_SHORT PROBLEM_: Every entry below must appear again, exactly as written.

_Figure collection entries_:
+ + +

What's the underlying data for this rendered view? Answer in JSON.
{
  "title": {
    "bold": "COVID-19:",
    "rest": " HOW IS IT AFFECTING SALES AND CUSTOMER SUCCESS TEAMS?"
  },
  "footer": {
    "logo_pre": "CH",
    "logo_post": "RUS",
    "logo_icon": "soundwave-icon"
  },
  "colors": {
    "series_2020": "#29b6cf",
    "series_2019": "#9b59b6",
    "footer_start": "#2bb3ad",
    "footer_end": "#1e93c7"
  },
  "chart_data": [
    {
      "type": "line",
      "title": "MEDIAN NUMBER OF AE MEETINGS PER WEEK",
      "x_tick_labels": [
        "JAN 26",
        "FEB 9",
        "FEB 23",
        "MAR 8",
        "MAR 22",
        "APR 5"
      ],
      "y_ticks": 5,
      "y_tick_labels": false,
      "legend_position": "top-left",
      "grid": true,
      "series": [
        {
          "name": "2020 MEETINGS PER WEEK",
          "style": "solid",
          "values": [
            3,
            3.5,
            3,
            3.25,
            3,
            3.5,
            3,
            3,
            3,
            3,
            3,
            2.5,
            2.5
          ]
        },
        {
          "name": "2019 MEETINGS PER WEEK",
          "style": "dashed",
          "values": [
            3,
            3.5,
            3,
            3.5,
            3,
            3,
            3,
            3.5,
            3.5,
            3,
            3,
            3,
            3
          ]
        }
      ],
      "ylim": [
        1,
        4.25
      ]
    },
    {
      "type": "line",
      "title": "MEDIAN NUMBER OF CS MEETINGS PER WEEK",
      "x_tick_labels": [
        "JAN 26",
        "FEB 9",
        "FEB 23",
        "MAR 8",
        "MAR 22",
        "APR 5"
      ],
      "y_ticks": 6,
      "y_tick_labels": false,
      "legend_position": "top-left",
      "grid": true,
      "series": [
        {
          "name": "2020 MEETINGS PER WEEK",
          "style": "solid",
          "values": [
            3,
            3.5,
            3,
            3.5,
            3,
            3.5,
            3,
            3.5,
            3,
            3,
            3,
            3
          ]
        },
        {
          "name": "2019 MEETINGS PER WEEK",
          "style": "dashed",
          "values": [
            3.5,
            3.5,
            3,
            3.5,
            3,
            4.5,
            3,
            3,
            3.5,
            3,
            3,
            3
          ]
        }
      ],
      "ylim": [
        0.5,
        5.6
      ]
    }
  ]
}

+ + +

_RESULT FOR THIS TASK_:
What's the underlying data for this rendered view? Answer in JSON.
{
  "title": {
    "bold": "COVID-19:",
    "rest": " HOW IS IT AFFECTING SALES AND CUSTOMER SUCCESS TEAMS?"
  },
  "footer": {
    "logo_pre": "CH",
    "logo_post": "RUS",
    "logo_icon": "soundwave-icon"
  },
  "colors": {
    "series_2020": "#29b6cf",
    "series_2019": "#9b59b6",
    "footer_start": "#2bb3ad",
    "footer_end": "#1e93c7"
  },
  "chart_data": [
    {
      "type": "line",
      "title": "MEDIAN NUMBER OF AE MEETINGS PER WEEK",
      "x_tick_labels": [
        "JAN 26",
        "FEB 9",
        "FEB 23",
        "MAR 8",
        "MAR 22",
        "APR 5"
      ],
      "y_ticks": 5,
      "y_tick_labels": false,
      "legend_position": "top-left",
      "grid": true,
      "series": [
        {
          "name": "2020 MEETINGS PER WEEK",
          "style": "solid",
          "values": [
            3,
            3.5,
            3,
            3.25,
            3,
            3.5,
            3,
            3,
            3,
            3,
            3,
            2.5,
            2.5
          ]
        },
        {
          "name": "2019 MEETINGS PER WEEK",
          "style": "dashed",
          "values": [
            3,
            3.5,
            3,
            3.5,
            3,
            3,
            3,
            3.5,
            3.5,
            3,
            3,
            3,
            3
          ]
        }
      ],
      "ylim": [
        1,
        4.25
      ]
    },
    {
      "type": "line",
      "title": "MEDIAN NUMBER OF CS MEETINGS PER WEEK",
      "x_tick_labels": [
        "JAN 26",
        "FEB 9",
        "FEB 23",
        "MAR 8",
        "MAR 22",
        "APR 5"
      ],
      "y_ticks": 6,
      "y_tick_labels": false,
      "legend_position": "top-left",
      "grid": true,
      "series": [
        {
          "name": "2020 MEETINGS PER WEEK",
          "style": "solid",
          "values": [
            3,
            3.5,
            3,
            3.5,
            3,
            3.5,
            3,
            3.5,
            3,
            3,
            3,
            3
          ]
        },
        {
          "name": "2019 MEETINGS PER WEEK",
          "style": "dashed",
          "values": [
            3.5,
            3.5,
            3,
            3.5,
            3,
            4.5,
            3,
            3,
            3.5,
            3,
            3,
            3
          ]
        }
      ],
      "ylim": [
        0.5,
        5.6
      ]
    }
  ]
}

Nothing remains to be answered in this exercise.